Texto del documento
+++
Cada poco tiempo suelen llegar a nuestras carteleras cintas entretenidas, o con buen fondo, pero con cierto aire a película de sobremesa. Esto es lo que ocurre con Song Sung Blue: Canción para dos, basada en el documental Song Sung Blue de 2008, que cuenta la trágica historia de amor entre los componentes de una banda tributo a mítico Neil Diamond. Hugh Jackman (Deadpool y Lobezno) y Kate Hudson (Una nueva jugada) interpretan al matrimonio Sardina, o “Lightning and Thunder”, que era como era conocida esta banda tributo. Song Sung Blue: Canción para dos está escrita y dirigida por el correcto Craig Brewer (El rey de Zamunda) basándose en el citado documental de Greg Kohs.
Un cantante imitador venido a menos se deja guiar por los consejos de su manager y acaba imitando únicamente a Neil Diamond. En el proceso conocerá a una peluquera con sueños de cantante con la que terminará formando un dúo y un relación amorosa. Este es el punto de partida de Song Sung Blue: Canción para dos, una historia bonita a pesar de sus momentos dramáticos. El guión prácticamente pone en escena lo visto en el documental sobre la historia del matrimonio Sardina. Como apuntaba en el primera párrafo es un telefilm de gran presupuesto y como las buenas cintas de sobremesa tiene una historia atrayente con su drama consistente y, en este caso, incluye el aliciente del repertorio musical de Neil Diamond, donde no va a faltar el emblemático y generacional Sweet Caroline.
+++
Datos para revisar
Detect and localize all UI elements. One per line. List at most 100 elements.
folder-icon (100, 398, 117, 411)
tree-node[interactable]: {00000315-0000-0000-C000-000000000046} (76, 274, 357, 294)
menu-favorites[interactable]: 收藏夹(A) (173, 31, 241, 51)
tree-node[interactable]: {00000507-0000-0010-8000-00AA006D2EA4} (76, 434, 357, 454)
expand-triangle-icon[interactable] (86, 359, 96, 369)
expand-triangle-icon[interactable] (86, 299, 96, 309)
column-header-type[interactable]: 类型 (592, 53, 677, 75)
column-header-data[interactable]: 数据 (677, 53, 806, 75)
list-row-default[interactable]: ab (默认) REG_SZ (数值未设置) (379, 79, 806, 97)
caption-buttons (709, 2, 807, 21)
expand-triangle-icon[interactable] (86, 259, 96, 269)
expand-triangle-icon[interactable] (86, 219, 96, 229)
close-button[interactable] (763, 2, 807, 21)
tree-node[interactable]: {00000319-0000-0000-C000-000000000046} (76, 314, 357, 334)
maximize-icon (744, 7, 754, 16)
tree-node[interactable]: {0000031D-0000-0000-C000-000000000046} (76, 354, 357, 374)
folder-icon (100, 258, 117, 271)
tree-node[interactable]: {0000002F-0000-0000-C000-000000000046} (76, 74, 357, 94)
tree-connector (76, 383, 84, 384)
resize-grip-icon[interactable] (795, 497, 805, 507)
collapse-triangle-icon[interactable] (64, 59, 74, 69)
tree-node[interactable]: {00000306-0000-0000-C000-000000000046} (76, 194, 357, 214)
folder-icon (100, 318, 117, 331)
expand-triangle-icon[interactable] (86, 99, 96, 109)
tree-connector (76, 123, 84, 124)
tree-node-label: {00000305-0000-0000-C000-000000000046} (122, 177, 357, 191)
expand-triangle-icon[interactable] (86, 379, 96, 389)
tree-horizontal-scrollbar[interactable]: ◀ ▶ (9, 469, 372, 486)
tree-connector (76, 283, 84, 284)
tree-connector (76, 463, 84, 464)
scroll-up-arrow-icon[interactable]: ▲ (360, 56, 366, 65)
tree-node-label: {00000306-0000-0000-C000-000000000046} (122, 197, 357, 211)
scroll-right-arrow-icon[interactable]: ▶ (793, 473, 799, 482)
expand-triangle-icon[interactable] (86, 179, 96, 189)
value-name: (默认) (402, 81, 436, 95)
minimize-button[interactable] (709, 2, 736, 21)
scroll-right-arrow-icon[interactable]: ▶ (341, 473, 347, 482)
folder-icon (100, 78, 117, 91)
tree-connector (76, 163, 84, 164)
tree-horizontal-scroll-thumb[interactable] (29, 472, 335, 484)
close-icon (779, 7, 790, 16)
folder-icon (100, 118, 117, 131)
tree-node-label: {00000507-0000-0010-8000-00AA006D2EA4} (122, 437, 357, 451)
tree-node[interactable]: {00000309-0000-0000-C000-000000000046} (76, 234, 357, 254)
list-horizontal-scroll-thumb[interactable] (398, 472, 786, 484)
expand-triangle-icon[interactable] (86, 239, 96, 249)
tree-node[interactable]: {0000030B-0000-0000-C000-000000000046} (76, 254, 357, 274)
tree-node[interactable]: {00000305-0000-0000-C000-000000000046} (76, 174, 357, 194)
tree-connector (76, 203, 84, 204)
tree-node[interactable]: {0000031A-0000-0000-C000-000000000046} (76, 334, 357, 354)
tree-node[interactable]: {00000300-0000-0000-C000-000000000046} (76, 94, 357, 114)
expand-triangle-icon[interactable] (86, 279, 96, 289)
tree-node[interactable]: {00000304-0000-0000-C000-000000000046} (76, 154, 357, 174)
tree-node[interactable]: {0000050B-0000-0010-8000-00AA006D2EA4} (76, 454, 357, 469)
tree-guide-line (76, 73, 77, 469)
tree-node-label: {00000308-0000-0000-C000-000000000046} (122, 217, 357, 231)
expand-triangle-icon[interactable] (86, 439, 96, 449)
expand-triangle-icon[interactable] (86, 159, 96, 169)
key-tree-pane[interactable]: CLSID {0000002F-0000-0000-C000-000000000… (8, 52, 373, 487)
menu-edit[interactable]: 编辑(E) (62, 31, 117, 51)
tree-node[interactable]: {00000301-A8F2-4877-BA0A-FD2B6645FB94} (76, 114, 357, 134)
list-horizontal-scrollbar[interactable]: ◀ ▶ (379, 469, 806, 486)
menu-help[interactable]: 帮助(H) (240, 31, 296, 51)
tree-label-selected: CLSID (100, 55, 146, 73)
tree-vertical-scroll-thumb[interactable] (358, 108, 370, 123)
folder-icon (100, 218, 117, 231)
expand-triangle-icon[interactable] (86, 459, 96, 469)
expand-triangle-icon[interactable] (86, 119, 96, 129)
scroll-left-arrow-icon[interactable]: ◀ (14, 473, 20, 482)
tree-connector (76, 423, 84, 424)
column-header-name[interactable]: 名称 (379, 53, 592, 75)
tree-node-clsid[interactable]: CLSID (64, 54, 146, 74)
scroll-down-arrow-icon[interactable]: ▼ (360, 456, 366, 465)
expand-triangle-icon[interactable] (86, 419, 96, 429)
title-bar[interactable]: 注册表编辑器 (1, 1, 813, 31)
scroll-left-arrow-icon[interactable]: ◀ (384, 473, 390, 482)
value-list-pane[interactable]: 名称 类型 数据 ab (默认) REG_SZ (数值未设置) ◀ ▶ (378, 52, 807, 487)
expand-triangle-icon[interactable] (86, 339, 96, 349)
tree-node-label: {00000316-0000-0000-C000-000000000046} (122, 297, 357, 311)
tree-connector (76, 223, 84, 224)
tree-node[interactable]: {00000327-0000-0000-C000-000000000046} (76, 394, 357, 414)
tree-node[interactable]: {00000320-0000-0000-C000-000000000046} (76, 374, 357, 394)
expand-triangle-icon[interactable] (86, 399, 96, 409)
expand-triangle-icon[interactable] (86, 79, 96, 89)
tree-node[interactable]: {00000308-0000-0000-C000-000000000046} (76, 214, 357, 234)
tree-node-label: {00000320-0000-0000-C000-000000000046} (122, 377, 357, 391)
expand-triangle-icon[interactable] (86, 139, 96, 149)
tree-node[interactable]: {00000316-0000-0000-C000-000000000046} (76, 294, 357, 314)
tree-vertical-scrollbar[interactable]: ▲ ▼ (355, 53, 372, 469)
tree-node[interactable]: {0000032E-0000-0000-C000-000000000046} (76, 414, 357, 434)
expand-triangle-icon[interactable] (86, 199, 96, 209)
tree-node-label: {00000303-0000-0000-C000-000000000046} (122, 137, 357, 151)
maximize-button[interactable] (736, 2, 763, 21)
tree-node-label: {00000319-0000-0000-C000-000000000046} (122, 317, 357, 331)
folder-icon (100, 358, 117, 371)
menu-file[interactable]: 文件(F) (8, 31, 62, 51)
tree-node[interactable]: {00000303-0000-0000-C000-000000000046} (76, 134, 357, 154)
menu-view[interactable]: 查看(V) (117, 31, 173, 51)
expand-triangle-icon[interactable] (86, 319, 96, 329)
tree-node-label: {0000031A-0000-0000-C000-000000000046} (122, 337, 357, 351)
+++
Ejercicios
A. Según la reseña, ¿por qué el cantante imitador termina imitando solo a Neil Diamond? Contéstalo en una o dos frases.
B. Reproduce sin cambios el fragmento de la reseña que va desde "Un cantante imitador" hasta "generacional Sweet Caroline.".

Soluciones
A. Porque se deja guiar por los consejos de su manager.

B.
Un cantante imitador venido a menos se deja guiar por los consejos de su manager y acaba imitando únicamente a Neil Diamond. En el proceso conocerá a una peluquera con sueños de cantante con la que terminará formando un dúo y un relación amorosa. Este es el punto de partida de Song Sung Blue: Canción para dos, una historia bonita a pesar de sus momentos dramáticos. El guión prácticamente pone en escena lo visto en el documental sobre la historia del matrimonio Sardina. Como apuntaba en el primera párrafo es un telefilm de gran presupuesto y como las buenas cintas de sobremesa tiene una historia atrayente con su drama consistente y, en este caso, incluye el aliciente del repertorio musical de Neil Diamond, donde no va a faltar el emblemático y generacional Sweet Caroline.